Figure record listings

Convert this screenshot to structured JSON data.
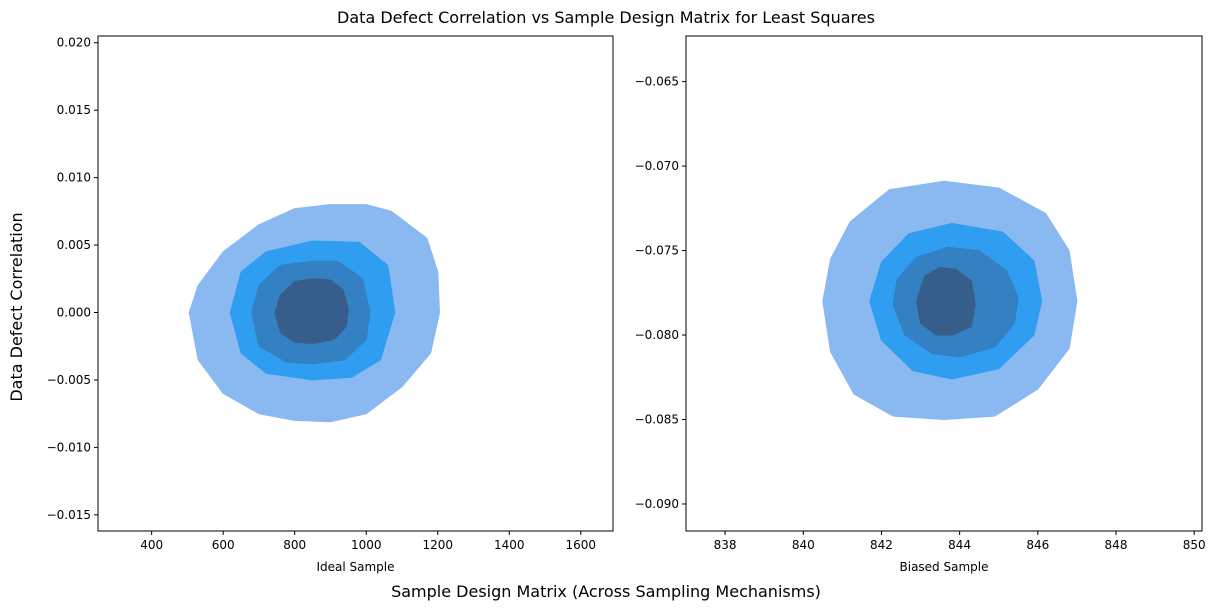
{
  "figure": {
    "suptitle": "Data Defect Correlation vs Sample Design Matrix for Least Squares",
    "supxlabel": "Sample Design Matrix (Across Sampling Mechanisms)",
    "supylabel": "Data Defect Correlation"
  },
  "chart_data": [
    {
      "type": "contour",
      "kind": "filled bivariate KDE",
      "xlabel": "Ideal Sample",
      "ylabel": "",
      "xlim": [
        250,
        1690
      ],
      "ylim": [
        -0.0162,
        0.0205
      ],
      "xticks": [
        400,
        600,
        800,
        1000,
        1200,
        1400,
        1600
      ],
      "xtick_labels": [
        "400",
        "600",
        "800",
        "1000",
        "1200",
        "1400",
        "1600"
      ],
      "yticks": [
        -0.015,
        -0.01,
        -0.005,
        0.0,
        0.005,
        0.01,
        0.015,
        0.02
      ],
      "ytick_labels": [
        "−0.015",
        "−0.010",
        "−0.005",
        "0.000",
        "0.005",
        "0.010",
        "0.015",
        "0.020"
      ],
      "grid": false,
      "levels": [
        {
          "color": "#8ab8f0",
          "x_range": [
            505,
            1205
          ],
          "y_range": [
            -0.0081,
            0.008
          ],
          "points": [
            [
              530,
              -0.0035
            ],
            [
              600,
              -0.006
            ],
            [
              700,
              -0.0075
            ],
            [
              800,
              -0.008
            ],
            [
              900,
              -0.0081
            ],
            [
              1000,
              -0.0075
            ],
            [
              1100,
              -0.0055
            ],
            [
              1180,
              -0.003
            ],
            [
              1205,
              0.0
            ],
            [
              1200,
              0.003
            ],
            [
              1170,
              0.0055
            ],
            [
              1120,
              0.0065
            ],
            [
              1070,
              0.0075
            ],
            [
              1000,
              0.008
            ],
            [
              900,
              0.008
            ],
            [
              800,
              0.0077
            ],
            [
              700,
              0.0065
            ],
            [
              600,
              0.0045
            ],
            [
              530,
              0.002
            ],
            [
              505,
              0.0
            ]
          ]
        },
        {
          "color": "#2f9ef0",
          "x_range": [
            620,
            1080
          ],
          "y_range": [
            -0.005,
            0.0053
          ],
          "points": [
            [
              620,
              0.0
            ],
            [
              650,
              -0.003
            ],
            [
              720,
              -0.0045
            ],
            [
              850,
              -0.005
            ],
            [
              960,
              -0.0048
            ],
            [
              1040,
              -0.0035
            ],
            [
              1080,
              0.0
            ],
            [
              1060,
              0.0035
            ],
            [
              980,
              0.0052
            ],
            [
              850,
              0.0053
            ],
            [
              720,
              0.0045
            ],
            [
              650,
              0.003
            ]
          ]
        },
        {
          "color": "#3380c2",
          "x_range": [
            680,
            1010
          ],
          "y_range": [
            -0.0038,
            0.0038
          ],
          "points": [
            [
              680,
              0.0
            ],
            [
              700,
              -0.0025
            ],
            [
              780,
              -0.0037
            ],
            [
              850,
              -0.0038
            ],
            [
              940,
              -0.0035
            ],
            [
              1000,
              -0.002
            ],
            [
              1010,
              0.0
            ],
            [
              990,
              0.0025
            ],
            [
              920,
              0.0038
            ],
            [
              850,
              0.0038
            ],
            [
              760,
              0.0035
            ],
            [
              700,
              0.002
            ]
          ]
        },
        {
          "color": "#375e8b",
          "x_range": [
            745,
            950
          ],
          "y_range": [
            -0.0023,
            0.0025
          ],
          "points": [
            [
              745,
              0.0
            ],
            [
              760,
              -0.0015
            ],
            [
              800,
              -0.0022
            ],
            [
              850,
              -0.0023
            ],
            [
              910,
              -0.002
            ],
            [
              945,
              -0.001
            ],
            [
              950,
              0.0003
            ],
            [
              935,
              0.0017
            ],
            [
              900,
              0.0024
            ],
            [
              850,
              0.0025
            ],
            [
              800,
              0.0023
            ],
            [
              760,
              0.0013
            ]
          ]
        }
      ]
    },
    {
      "type": "contour",
      "kind": "filled bivariate KDE",
      "xlabel": "Biased Sample",
      "ylabel": "",
      "xlim": [
        837.0,
        850.2
      ],
      "ylim": [
        -0.0916,
        -0.0623
      ],
      "xticks": [
        838,
        840,
        842,
        844,
        846,
        848,
        850
      ],
      "xtick_labels": [
        "838",
        "840",
        "842",
        "844",
        "846",
        "848",
        "850"
      ],
      "yticks": [
        -0.09,
        -0.085,
        -0.08,
        -0.075,
        -0.07,
        -0.065
      ],
      "ytick_labels": [
        "−0.090",
        "−0.085",
        "−0.080",
        "−0.075",
        "−0.070",
        "−0.065"
      ],
      "grid": false,
      "levels": [
        {
          "color": "#8ab8f0",
          "x_range": [
            840.5,
            847.0
          ],
          "y_range": [
            -0.085,
            -0.0709
          ],
          "points": [
            [
              840.5,
              -0.078
            ],
            [
              840.7,
              -0.081
            ],
            [
              841.3,
              -0.0835
            ],
            [
              842.3,
              -0.0848
            ],
            [
              843.6,
              -0.085
            ],
            [
              844.9,
              -0.0848
            ],
            [
              846.0,
              -0.0832
            ],
            [
              846.8,
              -0.0808
            ],
            [
              847.0,
              -0.078
            ],
            [
              846.8,
              -0.075
            ],
            [
              846.2,
              -0.0728
            ],
            [
              845.0,
              -0.0713
            ],
            [
              843.6,
              -0.0709
            ],
            [
              842.2,
              -0.0714
            ],
            [
              841.2,
              -0.0733
            ],
            [
              840.7,
              -0.0755
            ]
          ]
        },
        {
          "color": "#2f9ef0",
          "x_range": [
            841.7,
            846.1
          ],
          "y_range": [
            -0.0826,
            -0.0734
          ],
          "points": [
            [
              841.7,
              -0.078
            ],
            [
              842.0,
              -0.0803
            ],
            [
              842.8,
              -0.0821
            ],
            [
              843.8,
              -0.0826
            ],
            [
              845.0,
              -0.082
            ],
            [
              845.9,
              -0.08
            ],
            [
              846.1,
              -0.078
            ],
            [
              845.9,
              -0.0756
            ],
            [
              845.1,
              -0.0739
            ],
            [
              843.8,
              -0.0734
            ],
            [
              842.7,
              -0.074
            ],
            [
              842.0,
              -0.0757
            ]
          ]
        },
        {
          "color": "#3380c2",
          "x_range": [
            842.3,
            845.5
          ],
          "y_range": [
            -0.0813,
            -0.0748
          ],
          "points": [
            [
              842.3,
              -0.0782
            ],
            [
              842.6,
              -0.08
            ],
            [
              843.3,
              -0.0811
            ],
            [
              844.0,
              -0.0813
            ],
            [
              844.9,
              -0.0807
            ],
            [
              845.4,
              -0.0793
            ],
            [
              845.5,
              -0.0778
            ],
            [
              845.2,
              -0.0762
            ],
            [
              844.5,
              -0.075
            ],
            [
              843.7,
              -0.0748
            ],
            [
              842.9,
              -0.0754
            ],
            [
              842.4,
              -0.0767
            ]
          ]
        },
        {
          "color": "#375e8b",
          "x_range": [
            842.9,
            844.4
          ],
          "y_range": [
            -0.08,
            -0.076
          ],
          "points": [
            [
              842.9,
              -0.078
            ],
            [
              843.0,
              -0.0793
            ],
            [
              843.4,
              -0.08
            ],
            [
              843.8,
              -0.08
            ],
            [
              844.3,
              -0.0795
            ],
            [
              844.4,
              -0.0782
            ],
            [
              844.3,
              -0.0768
            ],
            [
              843.9,
              -0.0761
            ],
            [
              843.5,
              -0.076
            ],
            [
              843.1,
              -0.0765
            ]
          ]
        }
      ]
    }
  ]
}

▸ THE REQUEST
Copy the material above in full and exactly, skipping pictures.

▸ RESULT OF THIS EXERCISE
Convert this screenshot to structured JSON data.
{
  "figure": {
    "suptitle": "Data Defect Correlation vs Sample Design Matrix for Least Squares",
    "supxlabel": "Sample Design Matrix (Across Sampling Mechanisms)",
    "supylabel": "Data Defect Correlation"
  },
  "chart_data": [
    {
      "type": "contour",
      "kind": "filled bivariate KDE",
      "xlabel": "Ideal Sample",
      "ylabel": "",
      "xlim": [
        250,
        1690
      ],
      "ylim": [
        -0.0162,
        0.0205
      ],
      "xticks": [
        400,
        600,
        800,
        1000,
        1200,
        1400,
        1600
      ],
      "xtick_labels": [
        "400",
        "600",
        "800",
        "1000",
        "1200",
        "1400",
        "1600"
      ],
      "yticks": [
        -0.015,
        -0.01,
        -0.005,
        0.0,
        0.005,
        0.01,
        0.015,
        0.02
      ],
      "ytick_labels": [
        "−0.015",
        "−0.010",
        "−0.005",
        "0.000",
        "0.005",
        "0.010",
        "0.015",
        "0.020"
      ],
      "grid": false,
      "levels": [
        {
          "color": "#8ab8f0",
          "x_range": [
            505,
            1205
          ],
          "y_range": [
            -0.0081,
            0.008
          ],
          "points": [
            [
              530,
              -0.0035
            ],
            [
              600,
              -0.006
            ],
            [
              700,
              -0.0075
            ],
            [
              800,
              -0.008
            ],
            [
              900,
              -0.0081
            ],
            [
              1000,
              -0.0075
            ],
            [
              1100,
              -0.0055
            ],
            [
              1180,
              -0.003
            ],
            [
              1205,
              0.0
            ],
            [
              1200,
              0.003
            ],
            [
              1170,
              0.0055
            ],
            [
              1120,
              0.0065
            ],
            [
              1070,
              0.0075
            ],
            [
              1000,
              0.008
            ],
            [
              900,
              0.008
            ],
            [
              800,
              0.0077
            ],
            [
              700,
              0.0065
            ],
            [
              600,
              0.0045
            ],
            [
              530,
              0.002
            ],
            [
              505,
              0.0
            ]
          ]
        },
        {
          "color": "#2f9ef0",
          "x_range": [
            620,
            1080
          ],
          "y_range": [
            -0.005,
            0.0053
          ],
          "points": [
            [
              620,
              0.0
            ],
            [
              650,
              -0.003
            ],
            [
              720,
              -0.0045
            ],
            [
              850,
              -0.005
            ],
            [
              960,
              -0.0048
            ],
            [
              1040,
              -0.0035
            ],
            [
              1080,
              0.0
            ],
            [
              1060,
              0.0035
            ],
            [
              980,
              0.0052
            ],
            [
              850,
              0.0053
            ],
            [
              720,
              0.0045
            ],
            [
              650,
              0.003
            ]
          ]
        },
        {
          "color": "#3380c2",
          "x_range": [
            680,
            1010
          ],
          "y_range": [
            -0.0038,
            0.0038
          ],
          "points": [
            [
              680,
              0.0
            ],
            [
              700,
              -0.0025
            ],
            [
              780,
              -0.0037
            ],
            [
              850,
              -0.0038
            ],
            [
              940,
              -0.0035
            ],
            [
              1000,
              -0.002
            ],
            [
              1010,
              0.0
            ],
            [
              990,
              0.0025
            ],
            [
              920,
              0.0038
            ],
            [
              850,
              0.0038
            ],
            [
              760,
              0.0035
            ],
            [
              700,
              0.002
            ]
          ]
        },
        {
          "color": "#375e8b",
          "x_range": [
            745,
            950
          ],
          "y_range": [
            -0.0023,
            0.0025
          ],
          "points": [
            [
              745,
              0.0
            ],
            [
              760,
              -0.0015
            ],
            [
              800,
              -0.0022
            ],
            [
              850,
              -0.0023
            ],
            [
              910,
              -0.002
            ],
            [
              945,
              -0.001
            ],
            [
              950,
              0.0003
            ],
            [
              935,
              0.0017
            ],
            [
              900,
              0.0024
            ],
            [
              850,
              0.0025
            ],
            [
              800,
              0.0023
            ],
            [
              760,
              0.0013
            ]
          ]
        }
      ]
    },
    {
      "type": "contour",
      "kind": "filled bivariate KDE",
      "xlabel": "Biased Sample",
      "ylabel": "",
      "xlim": [
        837.0,
        850.2
      ],
      "ylim": [
        -0.0916,
        -0.0623
      ],
      "xticks": [
        838,
        840,
        842,
        844,
        846,
        848,
        850
      ],
      "xtick_labels": [
        "838",
        "840",
        "842",
        "844",
        "846",
        "848",
        "850"
      ],
      "yticks": [
        -0.09,
        -0.085,
        -0.08,
        -0.075,
        -0.07,
        -0.065
      ],
      "ytick_labels": [
        "−0.090",
        "−0.085",
        "−0.080",
        "−0.075",
        "−0.070",
        "−0.065"
      ],
      "grid": false,
      "levels": [
        {
          "color": "#8ab8f0",
          "x_range": [
            840.5,
            847.0
          ],
          "y_range": [
            -0.085,
            -0.0709
          ],
          "points": [
            [
              840.5,
              -0.078
            ],
            [
              840.7,
              -0.081
            ],
            [
              841.3,
              -0.0835
            ],
            [
              842.3,
              -0.0848
            ],
            [
              843.6,
              -0.085
            ],
            [
              844.9,
              -0.0848
            ],
            [
              846.0,
              -0.0832
            ],
            [
              846.8,
              -0.0808
            ],
            [
              847.0,
              -0.078
            ],
            [
              846.8,
              -0.075
            ],
            [
              846.2,
              -0.0728
            ],
            [
              845.0,
              -0.0713
            ],
            [
              843.6,
              -0.0709
            ],
            [
              842.2,
              -0.0714
            ],
            [
              841.2,
              -0.0733
            ],
            [
              840.7,
              -0.0755
            ]
          ]
        },
        {
          "color": "#2f9ef0",
          "x_range": [
            841.7,
            846.1
          ],
          "y_range": [
            -0.0826,
            -0.0734
          ],
          "points": [
            [
              841.7,
              -0.078
            ],
            [
              842.0,
              -0.0803
            ],
            [
              842.8,
              -0.0821
            ],
            [
              843.8,
              -0.0826
            ],
            [
              845.0,
              -0.082
            ],
            [
              845.9,
              -0.08
            ],
            [
              846.1,
              -0.078
            ],
            [
              845.9,
              -0.0756
            ],
            [
              845.1,
              -0.0739
            ],
            [
              843.8,
              -0.0734
            ],
            [
              842.7,
              -0.074
            ],
            [
              842.0,
              -0.0757
            ]
          ]
        },
        {
          "color": "#3380c2",
          "x_range": [
            842.3,
            845.5
          ],
          "y_range": [
            -0.0813,
            -0.0748
          ],
          "points": [
            [
              842.3,
              -0.0782
            ],
            [
              842.6,
              -0.08
            ],
            [
              843.3,
              -0.0811
            ],
            [
              844.0,
              -0.0813
            ],
            [
              844.9,
              -0.0807
            ],
            [
              845.4,
              -0.0793
            ],
            [
              845.5,
              -0.0778
            ],
            [
              845.2,
              -0.0762
            ],
            [
              844.5,
              -0.075
            ],
            [
              843.7,
              -0.0748
            ],
            [
              842.9,
              -0.0754
            ],
            [
              842.4,
              -0.0767
            ]
          ]
        },
        {
          "color": "#375e8b",
          "x_range": [
            842.9,
            844.4
          ],
          "y_range": [
            -0.08,
            -0.076
          ],
          "points": [
            [
              842.9,
              -0.078
            ],
            [
              843.0,
              -0.0793
            ],
            [
              843.4,
              -0.08
            ],
            [
              843.8,
              -0.08
            ],
            [
              844.3,
              -0.0795
            ],
            [
              844.4,
              -0.0782
            ],
            [
              844.3,
              -0.0768
            ],
            [
              843.9,
              -0.0761
            ],
            [
              843.5,
              -0.076
            ],
            [
              843.1,
              -0.0765
            ]
          ]
        }
      ]
    }
  ]
}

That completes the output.